◆ Exercise objective ◆
Retype the full set of records. Keep every character identical.

----------

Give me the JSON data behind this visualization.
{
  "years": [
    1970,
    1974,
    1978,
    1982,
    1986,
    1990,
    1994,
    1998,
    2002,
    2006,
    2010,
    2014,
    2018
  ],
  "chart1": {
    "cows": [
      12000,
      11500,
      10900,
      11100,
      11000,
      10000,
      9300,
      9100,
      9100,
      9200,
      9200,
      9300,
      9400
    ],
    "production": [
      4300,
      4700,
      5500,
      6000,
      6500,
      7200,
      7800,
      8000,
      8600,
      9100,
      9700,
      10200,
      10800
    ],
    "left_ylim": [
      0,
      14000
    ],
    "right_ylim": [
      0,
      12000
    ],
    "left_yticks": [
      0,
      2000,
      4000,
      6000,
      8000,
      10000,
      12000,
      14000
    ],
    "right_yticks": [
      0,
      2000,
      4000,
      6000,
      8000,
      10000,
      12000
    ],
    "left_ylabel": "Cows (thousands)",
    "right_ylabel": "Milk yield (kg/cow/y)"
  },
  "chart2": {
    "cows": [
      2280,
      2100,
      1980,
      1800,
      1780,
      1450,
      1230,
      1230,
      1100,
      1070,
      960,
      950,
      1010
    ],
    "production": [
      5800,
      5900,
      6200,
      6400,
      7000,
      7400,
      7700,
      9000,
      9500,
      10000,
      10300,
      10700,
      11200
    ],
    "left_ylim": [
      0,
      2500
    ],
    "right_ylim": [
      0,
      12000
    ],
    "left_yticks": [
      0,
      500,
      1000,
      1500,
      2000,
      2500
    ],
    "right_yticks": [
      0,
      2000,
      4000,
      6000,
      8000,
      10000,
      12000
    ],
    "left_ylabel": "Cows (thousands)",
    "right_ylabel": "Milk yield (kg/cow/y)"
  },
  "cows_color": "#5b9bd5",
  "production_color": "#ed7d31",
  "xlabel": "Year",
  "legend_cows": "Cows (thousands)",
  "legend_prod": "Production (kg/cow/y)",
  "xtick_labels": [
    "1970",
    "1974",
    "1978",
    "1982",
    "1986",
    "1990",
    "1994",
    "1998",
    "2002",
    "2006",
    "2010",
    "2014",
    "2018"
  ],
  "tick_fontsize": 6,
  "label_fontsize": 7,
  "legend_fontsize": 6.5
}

----------

◆ Result for this task ◆
Give me the JSON data behind this visualization.
{
  "years": [
    1970,
    1974,
    1978,
    1982,
    1986,
    1990,
    1994,
    1998,
    2002,
    2006,
    2010,
    2014,
    2018
  ],
  "chart1": {
    "cows": [
      12000,
      11500,
      10900,
      11100,
      11000,
      10000,
      9300,
      9100,
      9100,
      9200,
      9200,
      9300,
      9400
    ],
    "production": [
      4300,
      4700,
      5500,
      6000,
      6500,
      7200,
      7800,
      8000,
      8600,
      9100,
      9700,
      10200,
      10800
    ],
    "left_ylim": [
      0,
      14000
    ],
    "right_ylim": [
      0,
      12000
    ],
    "left_yticks": [
      0,
      2000,
      4000,
      6000,
      8000,
      10000,
      12000,
      14000
    ],
    "right_yticks": [
      0,
      2000,
      4000,
      6000,
      8000,
      10000,
      12000
    ],
    "left_ylabel": "Cows (thousands)",
    "right_ylabel": "Milk yield (kg/cow/y)"
  },
  "chart2": {
    "cows": [
      2280,
      2100,
      1980,
      1800,
      1780,
      1450,
      1230,
      1230,
      1100,
      1070,
      960,
      950,
      1010
    ],
    "production": [
      5800,
      5900,
      6200,
      6400,
      7000,
      7400,
      7700,
      9000,
      9500,
      10000,
      10300,
      10700,
      11200
    ],
    "left_ylim": [
      0,
      2500
    ],
    "right_ylim": [
      0,
      12000
    ],
    "left_yticks": [
      0,
      500,
      1000,
      1500,
      2000,
      2500
    ],
    "right_yticks": [
      0,
      2000,
      4000,
      6000,
      8000,
      10000,
      12000
    ],
    "left_ylabel": "Cows (thousands)",
    "right_ylabel": "Milk yield (kg/cow/y)"
  },
  "cows_color": "#5b9bd5",
  "production_color": "#ed7d31",
  "xlabel": "Year",
  "legend_cows": "Cows (thousands)",
  "legend_prod": "Production (kg/cow/y)",
  "xtick_labels": [
    "1970",
    "1974",
    "1978",
    "1982",
    "1986",
    "1990",
    "1994",
    "1998",
    "2002",
    "2006",
    "2010",
    "2014",
    "2018"
  ],
  "tick_fontsize": 6,
  "label_fontsize": 7,
  "legend_fontsize": 6.5
}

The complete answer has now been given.